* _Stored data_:
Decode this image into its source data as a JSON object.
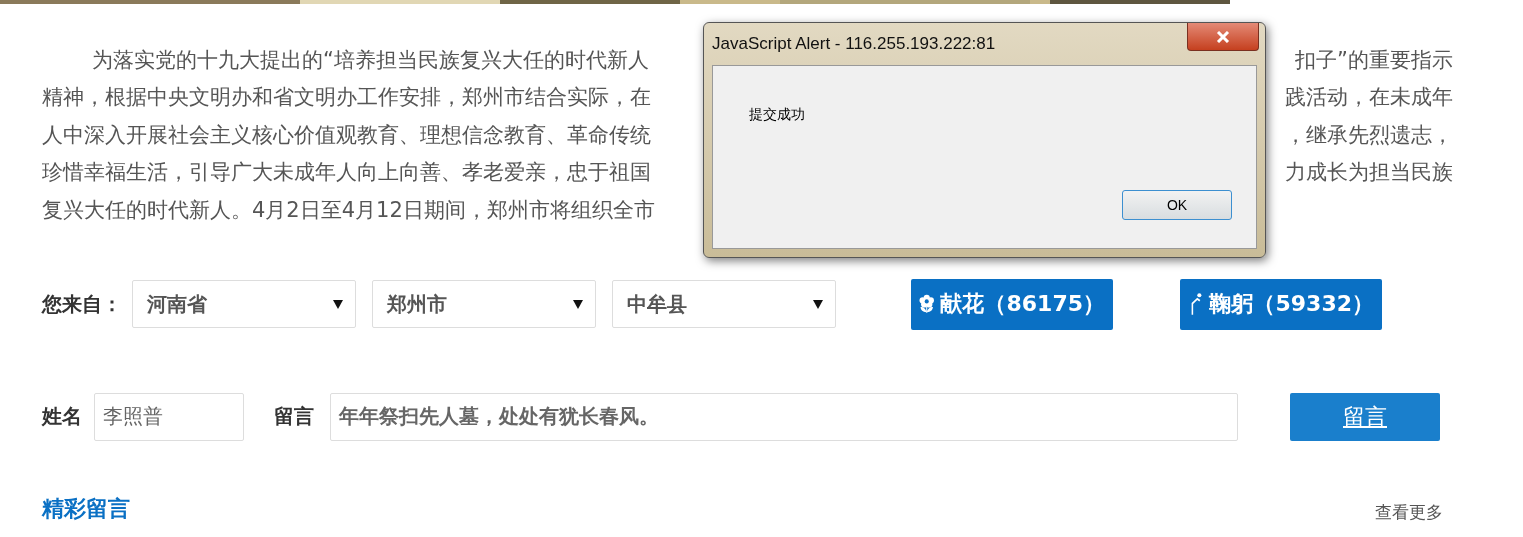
{
  "article": {
    "lines": [
      {
        "indent": true,
        "left": "为落实党的十九大提出的“培养担当民族复兴大任的时代新人",
        "right": "扣子”的重要指示"
      },
      {
        "indent": false,
        "left": "精神，根据中央文明办和省文明办工作安排，郑州市结合实际，在",
        "right": "践活动，在未成年"
      },
      {
        "indent": false,
        "left": "人中深入开展社会主义核心价值观教育、理想信念教育、革命传统",
        "right": "，继承先烈遗志，"
      },
      {
        "indent": false,
        "left": "珍惜幸福生活，引导广大未成年人向上向善、孝老爱亲，忠于祖国",
        "right": "力成长为担当民族"
      },
      {
        "indent": false,
        "left": "复兴大任的时代新人。4月2日至4月12日期间，郑州市将组织全市"
      }
    ]
  },
  "location": {
    "label": "您来自：",
    "selects": [
      {
        "value": "河南省"
      },
      {
        "value": "郑州市"
      },
      {
        "value": "中牟县"
      }
    ]
  },
  "actions": [
    {
      "kind": "flower",
      "label": "献花（86175）"
    },
    {
      "kind": "bow",
      "label": "鞠躬（59332）"
    }
  ],
  "message_form": {
    "name_label": "姓名",
    "name_value": "李照普",
    "message_label": "留言",
    "message_value": "年年祭扫先人墓，处处有犹长春风。",
    "submit": "留言"
  },
  "comments": {
    "title": "精彩留言",
    "more": "查看更多"
  },
  "alert": {
    "title": "JavaScript Alert - 116.255.193.222:81",
    "message": "提交成功",
    "button": "OK"
  }
}
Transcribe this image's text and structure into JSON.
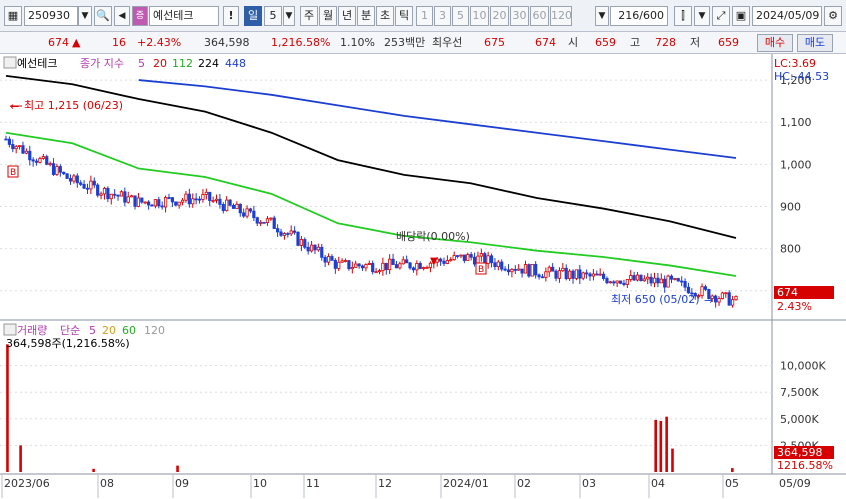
{
  "toolbar": {
    "code": "250930",
    "stock_name": "예선테크",
    "exclaim": "!",
    "period_day": "일",
    "period_num": "5",
    "period_week": "주",
    "period_month": "월",
    "period_year": "년",
    "period_minute": "분",
    "period_second": "초",
    "period_tick": "틱",
    "intervals": [
      "1",
      "3",
      "5",
      "10",
      "20",
      "30",
      "60",
      "120"
    ],
    "count": "216/600",
    "date": "2024/05/09"
  },
  "quote": {
    "price": "674",
    "direction": "▲",
    "change": "16",
    "change_pct": "+2.43%",
    "volume": "364,598",
    "volume_ratio": "1,216.58%",
    "turnover_pct": "1.10%",
    "amount": "253백만",
    "low_label": "최우선",
    "ask": "675",
    "bid": "674",
    "open_label": "시",
    "open": "659",
    "high_label": "고",
    "high": "728",
    "low_label2": "저",
    "low": "659",
    "buy_button": "매수",
    "sell_button": "매도"
  },
  "colors": {
    "up": "#d60000",
    "down": "#1c3fd1",
    "ma5": "#d60000",
    "ma20": "#d60000",
    "ma112": "#22cc22",
    "ma224": "#000000",
    "ma448": "#1c3fd1"
  },
  "chart_data": [
    {
      "type": "line",
      "title": "예선테크",
      "legend": {
        "label": "종가 지수",
        "periods": [
          "5",
          "20",
          "112",
          "224",
          "448"
        ]
      },
      "y_ticks": [
        "1,200",
        "1,100",
        "1,000",
        "900",
        "800",
        "700"
      ],
      "ylim": [
        640,
        1250
      ],
      "x": [
        "2023/06",
        "2023/07",
        "2023/08",
        "2023/09",
        "2023/10",
        "2023/11",
        "2023/12",
        "2024/01",
        "2024/02",
        "2024/03",
        "2024/04",
        "2024/05"
      ],
      "series": [
        {
          "name": "close",
          "values": [
            1060,
            960,
            910,
            920,
            860,
            760,
            760,
            780,
            745,
            730,
            720,
            674
          ]
        },
        {
          "name": "112",
          "values": [
            1075,
            1050,
            990,
            970,
            930,
            860,
            830,
            815,
            795,
            780,
            760,
            735
          ]
        },
        {
          "name": "224",
          "values": [
            1210,
            1190,
            1155,
            1125,
            1075,
            1010,
            975,
            955,
            920,
            895,
            865,
            825
          ]
        },
        {
          "name": "448",
          "values": [
            null,
            null,
            1200,
            1185,
            1165,
            1140,
            1115,
            1095,
            1075,
            1055,
            1035,
            1015
          ]
        }
      ],
      "annotations": {
        "high": "최고 1,215 (06/23)",
        "low": "최저 650 (05/02)",
        "dividend": "배당락(0.00%)",
        "lc": "LC:3.69",
        "hc": "HC:-44.53",
        "last_price": "674",
        "last_pct": "2.43%"
      }
    },
    {
      "type": "bar",
      "title": "거래량",
      "legend": {
        "label": "단순",
        "periods": [
          "5",
          "20",
          "60",
          "120"
        ]
      },
      "current_label": "364,598주(1,216.58%)",
      "y_ticks": [
        "10,000K",
        "7,500K",
        "5,000K",
        "2,500K"
      ],
      "ylim": [
        0,
        12500
      ],
      "categories": [
        "06/02",
        "06/23",
        "07/01",
        "09/01",
        "04/01",
        "04/05",
        "04/10",
        "04/15",
        "05/09"
      ],
      "values": [
        12000,
        2500,
        300,
        600,
        4900,
        4800,
        5200,
        2200,
        365
      ],
      "last_value": "364,598",
      "last_pct": "1216.58%"
    }
  ],
  "x_axis_labels": [
    "2023/06",
    "08",
    "09",
    "10",
    "11",
    "12",
    "2024/01",
    "02",
    "03",
    "04",
    "05",
    "05/09"
  ]
}
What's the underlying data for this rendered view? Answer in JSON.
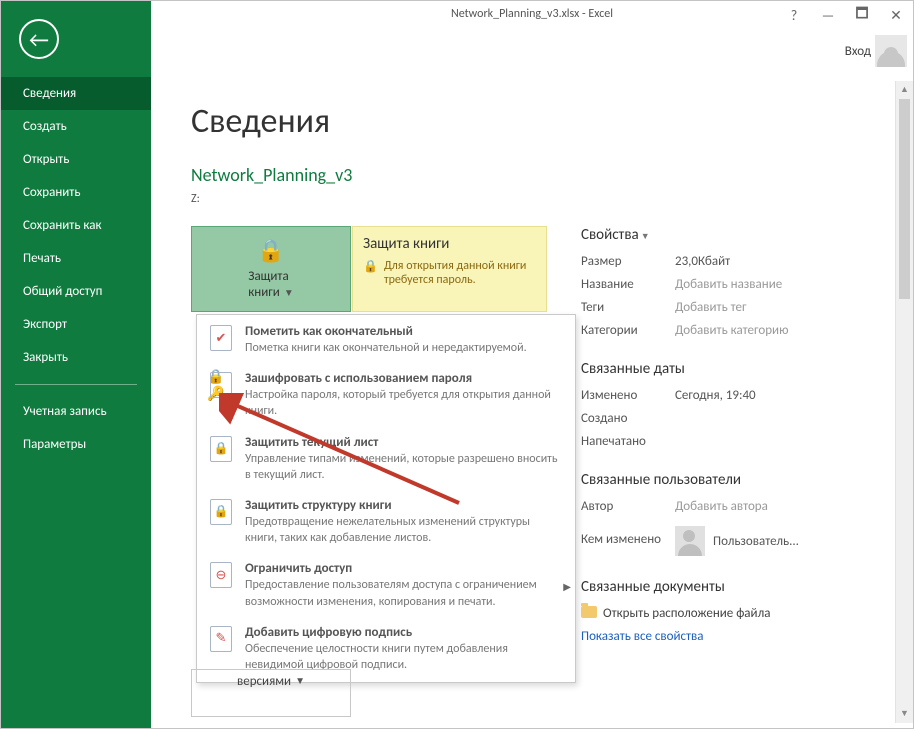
{
  "window": {
    "title": "Network_Planning_v3.xlsx - Excel",
    "signin": "Вход"
  },
  "sidebar": {
    "items": [
      "Сведения",
      "Создать",
      "Открыть",
      "Сохранить",
      "Сохранить как",
      "Печать",
      "Общий доступ",
      "Экспорт",
      "Закрыть"
    ],
    "footer": [
      "Учетная запись",
      "Параметры"
    ],
    "active_index": 0
  },
  "page": {
    "title": "Сведения",
    "file_name": "Network_Planning_v3",
    "file_path": "Z:"
  },
  "protect_button": {
    "line1": "Защита",
    "line2": "книги"
  },
  "yellow": {
    "title": "Защита книги",
    "body": "Для открытия данной книги требуется пароль."
  },
  "menu": [
    {
      "title": "Пометить как окончательный",
      "desc": "Пометка книги как окончательной и нередактируемой.",
      "overlay": "red-ribbon"
    },
    {
      "title": "Зашифровать с использованием пароля",
      "desc": "Настройка пароля, который требуется для открытия данной книги.",
      "overlay": "lock-key"
    },
    {
      "title": "Защитить текущий лист",
      "desc": "Управление типами изменений, которые разрешено вносить в текущий лист.",
      "overlay": "sheet-lock"
    },
    {
      "title": "Защитить структуру книги",
      "desc": "Предотвращение нежелательных изменений структуры книги, таких как добавление листов.",
      "overlay": "sheet-lock"
    },
    {
      "title": "Ограничить доступ",
      "desc": "Предоставление пользователям доступа с ограничением возможности изменения, копирования и печати.",
      "overlay": "red-no",
      "has_submenu": true
    },
    {
      "title": "Добавить цифровую подпись",
      "desc": "Обеспечение целостности книги путем добавления невидимой цифровой подписи.",
      "overlay": "red-ribbon"
    }
  ],
  "manage_versions": {
    "label": "версиями"
  },
  "properties": {
    "header": "Свойства",
    "rows": {
      "size_k": "Размер",
      "size_v": "23,0Кбайт",
      "title_k": "Название",
      "title_v": "Добавить название",
      "tags_k": "Теги",
      "tags_v": "Добавить тег",
      "cats_k": "Категории",
      "cats_v": "Добавить категорию"
    }
  },
  "dates": {
    "header": "Связанные даты",
    "modified_k": "Изменено",
    "modified_v": "Сегодня, 19:40",
    "created_k": "Создано",
    "printed_k": "Напечатано"
  },
  "people": {
    "header": "Связанные пользователи",
    "author_k": "Автор",
    "author_add": "Добавить автора",
    "changer_k": "Кем изменено",
    "user_value": "Пользователь..."
  },
  "docs": {
    "header": "Связанные документы",
    "open_location": "Открыть расположение файла",
    "show_all": "Показать все свойства"
  }
}
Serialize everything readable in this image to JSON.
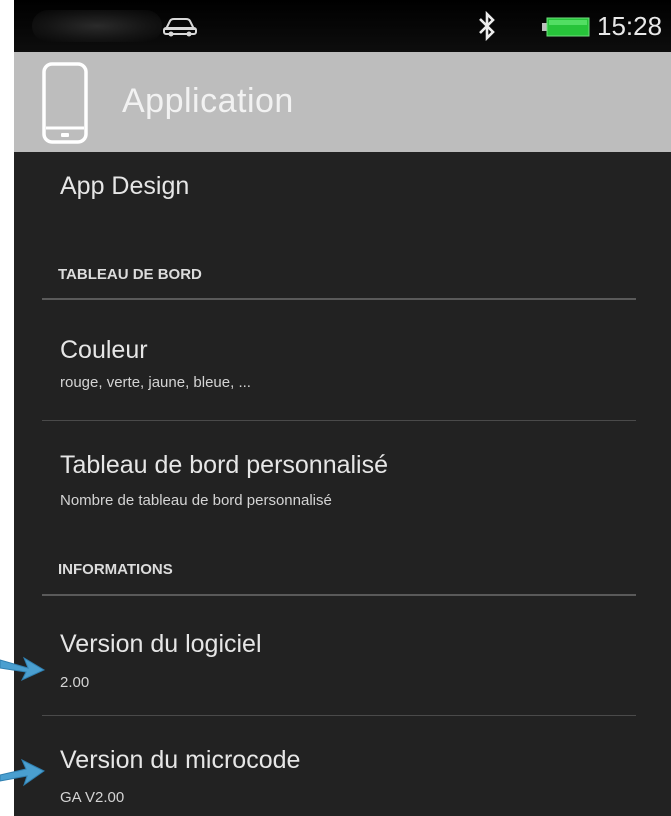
{
  "status_bar": {
    "time": "15:28",
    "icons": [
      "car-icon",
      "bluetooth-icon",
      "battery-icon"
    ],
    "battery_color": "#27c43a"
  },
  "header": {
    "title": "Application",
    "icon": "phone-icon",
    "background": "#bdbdbd"
  },
  "settings": {
    "app_design": {
      "title": "App Design"
    },
    "sections": {
      "dashboard": "TABLEAU DE BORD",
      "info": "INFORMATIONS"
    },
    "color": {
      "title": "Couleur",
      "summary": "rouge, verte, jaune, bleue, ..."
    },
    "custom_dashboard": {
      "title": "Tableau de bord personnalisé",
      "summary": "Nombre de tableau de bord personnalisé"
    },
    "software_version": {
      "title": "Version du logiciel",
      "value": "2.00"
    },
    "firmware_version": {
      "title": "Version du microcode",
      "value": "GA V2.00"
    }
  },
  "annotations": {
    "arrow_color": "#4a9fd0"
  }
}
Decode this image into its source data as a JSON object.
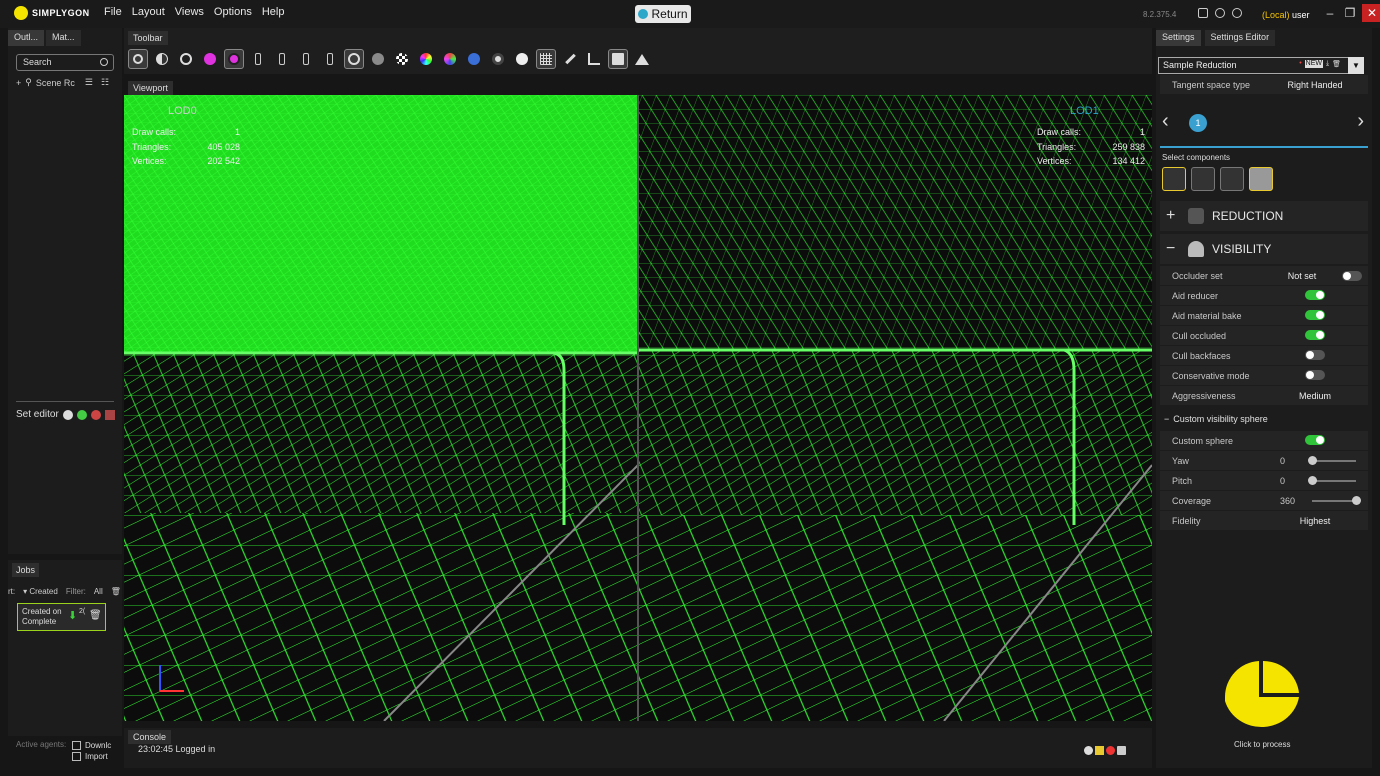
{
  "app": {
    "logo": "SIMPLYGON",
    "menu": [
      "File",
      "Layout",
      "Views",
      "Options",
      "Help"
    ],
    "return_label": "Return",
    "version": "8.2.375.4",
    "user_local": "(Local)",
    "user_name": "user"
  },
  "left": {
    "tabs": [
      "Outl...",
      "Mat..."
    ],
    "search_placeholder": "Search",
    "scene_label": "Scene Rc",
    "set_editor_label": "Set editor"
  },
  "jobs": {
    "tab": "Jobs",
    "sort_label": "rt:",
    "sort_value": "Created",
    "filter_label": "Filter:",
    "filter_value": "All",
    "card_line1": "Created on",
    "card_line2": "Complete",
    "card_num": "2(",
    "agents_label": "Active agents:",
    "agents": [
      "Downlc",
      "Import"
    ]
  },
  "toolbar": {
    "label": "Toolbar"
  },
  "viewport": {
    "label": "Viewport",
    "left": {
      "title": "LOD0",
      "draw_calls": "1",
      "triangles": "405 028",
      "vertices": "202 542"
    },
    "right": {
      "title": "LOD1",
      "draw_calls": "1",
      "triangles": "259 838",
      "vertices": "134 412"
    },
    "stat_labels": {
      "draw_calls": "Draw calls:",
      "triangles": "Triangles:",
      "vertices": "Vertices:"
    }
  },
  "console": {
    "label": "Console",
    "line": "23:02:45 Logged in"
  },
  "settings": {
    "tabs": [
      "Settings",
      "Settings Editor"
    ],
    "preset": "Sample Reduction",
    "preset_tag": "NEW",
    "tangent_label": "Tangent space type",
    "tangent_value": "Right Handed",
    "pipeline_index": "1",
    "select_components": "Select components",
    "reduction": "REDUCTION",
    "visibility": "VISIBILITY",
    "rows": [
      {
        "label": "Occluder set",
        "value": "Not set"
      },
      {
        "label": "Aid reducer",
        "toggle": "on"
      },
      {
        "label": "Aid material bake",
        "toggle": "on"
      },
      {
        "label": "Cull occluded",
        "toggle": "on"
      },
      {
        "label": "Cull backfaces",
        "toggle": "off"
      },
      {
        "label": "Conservative mode",
        "toggle": "off"
      },
      {
        "label": "Aggressiveness",
        "value": "Medium"
      }
    ],
    "custom_sphere_section": "Custom visibility sphere",
    "sphere_rows": [
      {
        "label": "Custom sphere",
        "toggle": "on"
      },
      {
        "label": "Yaw",
        "value": "0",
        "slider": 0.0
      },
      {
        "label": "Pitch",
        "value": "0",
        "slider": 0.0
      },
      {
        "label": "Coverage",
        "value": "360",
        "slider": 1.0
      },
      {
        "label": "Fidelity",
        "value": "Highest"
      }
    ],
    "process_label": "Click to process"
  },
  "colors": {
    "accent": "#f5e400",
    "wire": "#33ff33",
    "toggle_on": "#2fc43a",
    "nav_accent": "#3aa0d0"
  }
}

* _INSTRUCTION_: Gather each line holding the string "left".

* _TASK OUTPUT_:
        "left": "为落实党的十九大提出的“培养担当民族复兴大任的时代新人",
        "left": "精神，根据中央文明办和省文明办工作安排，郑州市结合实际，在",
        "left": "人中深入开展社会主义核心价值观教育、理想信念教育、革命传统",
        "left": "珍惜幸福生活，引导广大未成年人向上向善、孝老爱亲，忠于祖国",
        "left": "复兴大任的时代新人。4月2日至4月12日期间，郑州市将组织全市"
  "left": {
    "left": {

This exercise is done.